(Data tied to figure images)

——————————

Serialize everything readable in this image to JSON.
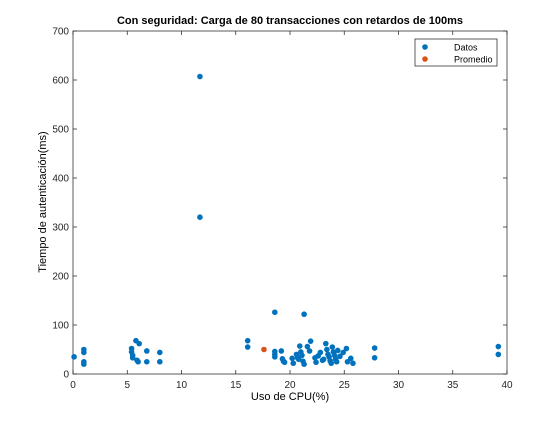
{
  "chart_data": {
    "type": "scatter",
    "title": "Con seguridad: Carga de 80 transacciones con retardos de 100ms",
    "xlabel": "Uso de CPU(%)",
    "ylabel": "Tiempo de autenticación(ms)",
    "xlim": [
      0,
      40
    ],
    "ylim": [
      0,
      700
    ],
    "xticks": [
      0,
      5,
      10,
      15,
      20,
      25,
      30,
      35,
      40
    ],
    "yticks": [
      0,
      100,
      200,
      300,
      400,
      500,
      600,
      700
    ],
    "grid": false,
    "legend_position": "top-right",
    "series": [
      {
        "name": "Datos",
        "color": "#0072BD",
        "points": [
          [
            0.1,
            35
          ],
          [
            1.0,
            50
          ],
          [
            1.0,
            44
          ],
          [
            1.0,
            25
          ],
          [
            1.0,
            20
          ],
          [
            5.4,
            52
          ],
          [
            5.4,
            45
          ],
          [
            5.5,
            38
          ],
          [
            5.5,
            33
          ],
          [
            5.8,
            68
          ],
          [
            5.9,
            28
          ],
          [
            6.0,
            25
          ],
          [
            6.1,
            62
          ],
          [
            6.8,
            47
          ],
          [
            6.8,
            25
          ],
          [
            8.0,
            44
          ],
          [
            8.0,
            25
          ],
          [
            11.7,
            607
          ],
          [
            11.7,
            320
          ],
          [
            16.1,
            68
          ],
          [
            16.1,
            55
          ],
          [
            18.6,
            126
          ],
          [
            18.6,
            46
          ],
          [
            18.6,
            40
          ],
          [
            18.6,
            35
          ],
          [
            19.2,
            47
          ],
          [
            19.3,
            31
          ],
          [
            19.4,
            26
          ],
          [
            19.5,
            24
          ],
          [
            20.2,
            32
          ],
          [
            20.3,
            22
          ],
          [
            20.6,
            40
          ],
          [
            20.7,
            33
          ],
          [
            20.8,
            30
          ],
          [
            20.9,
            57
          ],
          [
            21.0,
            45
          ],
          [
            21.1,
            38
          ],
          [
            21.2,
            26
          ],
          [
            21.3,
            20
          ],
          [
            21.3,
            122
          ],
          [
            21.6,
            56
          ],
          [
            21.8,
            47
          ],
          [
            21.9,
            67
          ],
          [
            22.3,
            33
          ],
          [
            22.4,
            24
          ],
          [
            22.6,
            37
          ],
          [
            22.8,
            44
          ],
          [
            23.0,
            28
          ],
          [
            23.1,
            30
          ],
          [
            23.3,
            62
          ],
          [
            23.4,
            50
          ],
          [
            23.5,
            40
          ],
          [
            23.6,
            35
          ],
          [
            23.7,
            27
          ],
          [
            23.8,
            22
          ],
          [
            23.9,
            55
          ],
          [
            24.0,
            45
          ],
          [
            24.1,
            38
          ],
          [
            24.2,
            30
          ],
          [
            24.3,
            25
          ],
          [
            24.4,
            48
          ],
          [
            24.6,
            36
          ],
          [
            24.9,
            44
          ],
          [
            25.2,
            52
          ],
          [
            25.3,
            25
          ],
          [
            25.6,
            32
          ],
          [
            25.8,
            22
          ],
          [
            27.8,
            53
          ],
          [
            27.8,
            33
          ],
          [
            39.2,
            56
          ],
          [
            39.2,
            40
          ]
        ]
      },
      {
        "name": "Promedio",
        "color": "#D95319",
        "points": [
          [
            17.6,
            50
          ]
        ]
      }
    ]
  }
}
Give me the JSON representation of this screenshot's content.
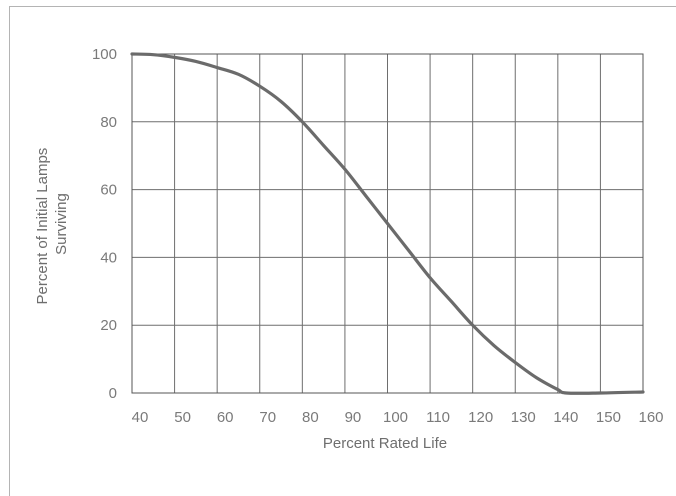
{
  "chart_data": {
    "type": "line",
    "title": "",
    "xlabel": "Percent Rated Life",
    "ylabel_lines": [
      "Percent of Initial Lamps",
      "Surviving"
    ],
    "xlim": [
      40,
      160
    ],
    "ylim": [
      0,
      100
    ],
    "x_ticks": [
      "40",
      "50",
      "60",
      "70",
      "80",
      "90",
      "100",
      "110",
      "120",
      "130",
      "140",
      "150",
      "160"
    ],
    "y_ticks": [
      "100",
      "80",
      "60",
      "40",
      "20",
      "0"
    ],
    "grid": true,
    "series": [
      {
        "color": "#6b6b6b",
        "x": [
          40,
          45,
          50,
          55,
          60,
          65,
          70,
          75,
          80,
          85,
          90,
          95,
          100,
          105,
          110,
          115,
          120,
          125,
          130,
          135,
          140,
          142,
          150,
          160
        ],
        "y": [
          100,
          99.8,
          99,
          97.8,
          96,
          94,
          90.5,
          86,
          80,
          73,
          66,
          58,
          50,
          42,
          34,
          27,
          20,
          14,
          9,
          4.5,
          1,
          0,
          0,
          0.3
        ]
      }
    ]
  }
}
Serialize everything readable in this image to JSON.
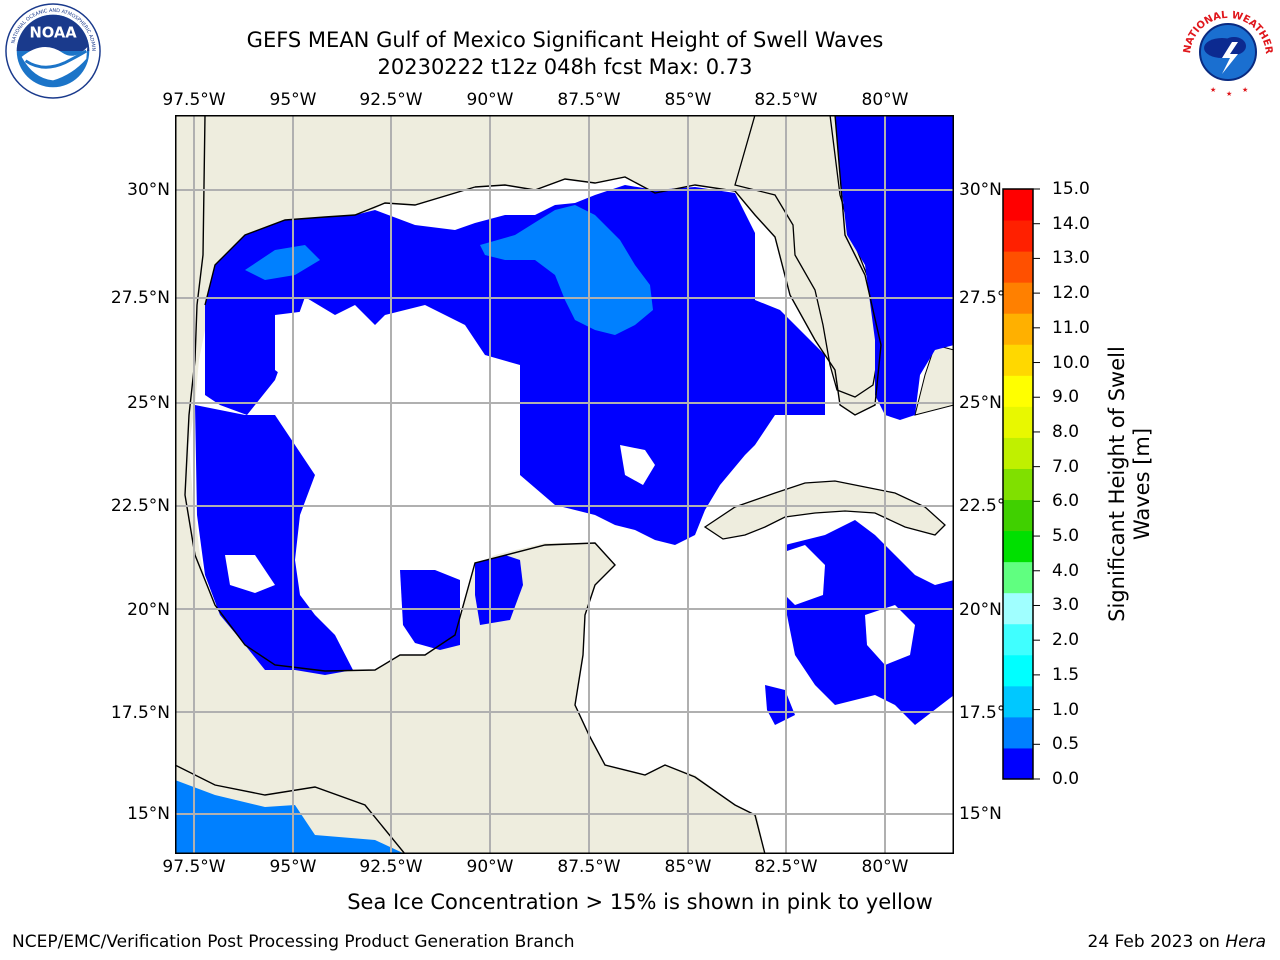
{
  "title": {
    "line1": "GEFS MEAN Gulf of Mexico Significant Height of Swell Waves",
    "line2": "20230222 t12z 048h fcst   Max: 0.73"
  },
  "logos": {
    "left": "noaa-logo",
    "right": "national-weather-service-logo",
    "left_text": "NOAA",
    "right_text": "NATIONAL WEATHER SERVICE"
  },
  "map": {
    "projection": "lat-lon",
    "lon_range": [
      -98.5,
      -78.75
    ],
    "lat_range": [
      14.0,
      31.75
    ],
    "lon_ticks": [
      "97.5°W",
      "95°W",
      "92.5°W",
      "90°W",
      "87.5°W",
      "85°W",
      "82.5°W",
      "80°W"
    ],
    "lat_ticks_left": [
      "30°N",
      "27.5°N",
      "25°N",
      "22.5°N",
      "20°N",
      "17.5°N",
      "15°N"
    ],
    "lat_ticks_right": [
      "30°N",
      "27.5°N",
      "25°N",
      "22.5°N",
      "20°N",
      "17.5°N",
      "15°N"
    ],
    "colors": {
      "land": "#eeedde",
      "no_data_water": "#ffffff",
      "gridline": "#b0b0b0",
      "coastline": "#000000"
    }
  },
  "colorbar": {
    "label": "Significant Height of Swell Waves [m]",
    "ticks": [
      "0.0",
      "0.5",
      "1.0",
      "1.5",
      "2.0",
      "3.0",
      "4.0",
      "5.0",
      "6.0",
      "7.0",
      "8.0",
      "9.0",
      "10.0",
      "11.0",
      "12.0",
      "13.0",
      "14.0",
      "15.0"
    ],
    "colors": [
      "#0000ff",
      "#0080ff",
      "#00c8ff",
      "#00ffff",
      "#40ffff",
      "#a0ffff",
      "#60ff80",
      "#00e000",
      "#40d000",
      "#80e000",
      "#c0f000",
      "#e8f800",
      "#ffff00",
      "#ffd800",
      "#ffb000",
      "#ff8000",
      "#ff5000",
      "#ff2000",
      "#ff0000"
    ]
  },
  "caption": "Sea Ice Concentration > 15% is shown in pink to yellow",
  "footer": {
    "left": "NCEP/EMC/Verification Post Processing Product Generation Branch",
    "right_prefix": "24 Feb 2023 on ",
    "right_machine": "Hera"
  }
}
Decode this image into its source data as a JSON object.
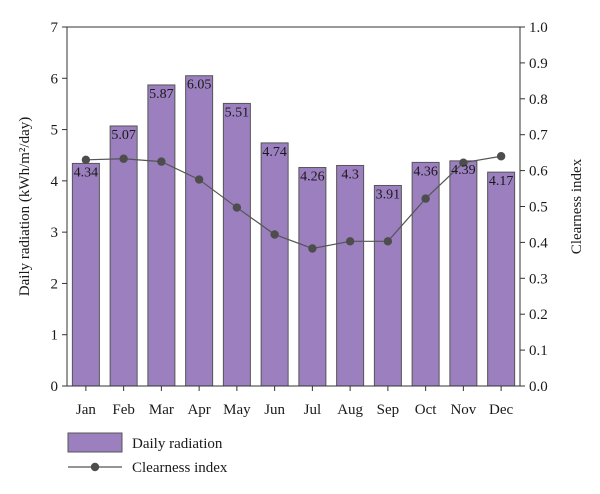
{
  "chart_data": {
    "type": "bar",
    "categories": [
      "Jan",
      "Feb",
      "Mar",
      "Apr",
      "May",
      "Jun",
      "Jul",
      "Aug",
      "Sep",
      "Oct",
      "Nov",
      "Dec"
    ],
    "series": [
      {
        "name": "Daily radiation",
        "type": "bar",
        "axis": "left",
        "values": [
          4.34,
          5.07,
          5.87,
          6.05,
          5.51,
          4.74,
          4.26,
          4.3,
          3.91,
          4.36,
          4.39,
          4.17
        ],
        "labels": [
          "4.34",
          "5.07",
          "5.87",
          "6.05",
          "5.51",
          "4.74",
          "4.26",
          "4.3",
          "3.91",
          "4.36",
          "4.39",
          "4.17"
        ],
        "color": "#9b7fbf",
        "edge_color": "#555555"
      },
      {
        "name": "Clearness index",
        "type": "line",
        "axis": "right",
        "values": [
          0.63,
          0.633,
          0.625,
          0.575,
          0.497,
          0.422,
          0.383,
          0.403,
          0.403,
          0.522,
          0.622,
          0.64
        ],
        "color": "#555555",
        "marker_color": "#4d4d4d"
      }
    ],
    "ylabel_left": "Daily radiation (kWh/m²/day)",
    "ylabel_right": "Clearness index",
    "ylim_left": [
      0,
      7
    ],
    "ylim_right": [
      0,
      1.0
    ],
    "yticks_left": [
      "0",
      "1",
      "2",
      "3",
      "4",
      "5",
      "6",
      "7"
    ],
    "yticks_right": [
      "0.0",
      "0.1",
      "0.2",
      "0.3",
      "0.4",
      "0.5",
      "0.6",
      "0.7",
      "0.8",
      "0.9",
      "1.0"
    ],
    "grid": false,
    "legend_position": "bottom-left"
  }
}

——————————

The problem - Using the listing above, show every line that includes the string "name".

Answer to the task -
        "name": "Datos",
        "name": "Promedio",
        "name": "Daily radiation",
        "name": "Clearness index",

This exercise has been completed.